### [Exercícios propostos]
(1) Responda às perguntas com base no texto sobre São Vicente de Paulo:
(a) Que cidade a expedição negociada pelo Pe. Vicente deveria bombardear?
(b) Em que dia ele faleceu?
(c) No pontificado de que papa ocorreu a sua canonização?
(2) Transcreva do texto sobre São Vicente de Paulo o trecho que vai de "Perfeito homem de" até "de bombardear Argel.", inclusive.

### [Trecho para leitura]

Perfeito homem de acção 
Ninguém serviu o Rei com mais fidelidade, e a Hierarquia eclesiástica com mais respeito, do que o simples Pe. Vicente. Possuía todas as qualidades que caracterizam um homem de acção: iniciativa, ousadia, génio organizativo, prudência, bom senso, desinteresse, paciência e obstinação. Seu espírito prático e minucioso pesava bem os prós e os contras, tanto em seu conjunto como nos detalhes. Quando entrava por uma via, não parava, não olhava para trás; não destruía num dia o que havia construído na véspera; nada o fazia recuar. Incansável, vemo-lo limpar o Mediterrâneo dos piratas que o infestavam e multiplicar as negociações para realizar uma expedição afim de bombardear Argel. 
Temperamento ordenado pela virtude 
Sua mortificação igualava a piedade. Mostrava-se agradecido por qualquer mínimo favor: uma vela que se acendia, um livro que se lhe dava, uma porta que se lhe abria recebia de sua parte um agradecimento. E com tanta graça o fazia, que as pessoas procuravam o menor pretexto para servi-lo. Seu temperamento naturalmente bilioso e melancólico havia cedido lugar à bondade, que lembrava o doce São Francisco de Sales. Faleceu no dia 27 de setembro de 1660. Em 1737, 27 cardeais, centenas de Prelados, o Rei da Inglaterra, embaixadores e a nobreza romana assistiram à solene canonização de São Vicente de Paulo, no pontificado de Clemente XII. 
Roberto Alves Leite 
Fonte de referência: Pierre Coste, Padre da Missão -- Monsieur Vincent, le grand saint du grand siècle -- Desclée de Brouwer et Cie., Paris, 1932.

### [Linhas listadas]

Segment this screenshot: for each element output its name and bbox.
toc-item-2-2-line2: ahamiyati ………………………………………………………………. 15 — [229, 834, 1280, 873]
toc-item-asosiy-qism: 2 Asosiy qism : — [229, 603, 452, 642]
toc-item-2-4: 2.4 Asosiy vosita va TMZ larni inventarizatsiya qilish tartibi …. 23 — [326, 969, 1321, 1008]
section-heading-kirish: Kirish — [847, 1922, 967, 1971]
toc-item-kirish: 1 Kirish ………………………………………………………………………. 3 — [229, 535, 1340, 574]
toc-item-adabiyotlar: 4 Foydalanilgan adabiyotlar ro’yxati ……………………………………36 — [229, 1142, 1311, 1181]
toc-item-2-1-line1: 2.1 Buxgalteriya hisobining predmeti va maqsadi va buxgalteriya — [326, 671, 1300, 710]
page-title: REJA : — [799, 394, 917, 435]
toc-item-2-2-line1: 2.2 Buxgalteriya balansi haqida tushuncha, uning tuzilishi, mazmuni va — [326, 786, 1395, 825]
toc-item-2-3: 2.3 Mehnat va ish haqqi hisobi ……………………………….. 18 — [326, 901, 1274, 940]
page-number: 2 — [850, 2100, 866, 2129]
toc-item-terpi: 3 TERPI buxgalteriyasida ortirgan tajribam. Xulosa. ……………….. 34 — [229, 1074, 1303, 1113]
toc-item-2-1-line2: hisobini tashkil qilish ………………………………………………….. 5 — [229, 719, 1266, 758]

### [Soluções por exercício]
(1)
(a) Argel.
(b) Em 27 de setembro de 1660.
(c) No de Clemente XII.

(2)
Perfeito homem de acção 
Ninguém serviu o Rei com mais fidelidade, e a Hierarquia eclesiástica com mais respeito, do que o simples Pe. Vicente. Possuía todas as qualidades que caracterizam um homem de acção: iniciativa, ousadia, génio organizativo, prudência, bom senso, desinteresse, paciência e obstinação. Seu espírito prático e minucioso pesava bem os prós e os contras, tanto em seu conjunto como nos detalhes. Quando entrava por uma via, não parava, não olhava para trás; não destruía num dia o que havia construído na véspera; nada o fazia recuar. Incansável, vemo-lo limpar o Mediterrâneo dos piratas que o infestavam e multiplicar as negociações para realizar uma expedição afim de bombardear Argel.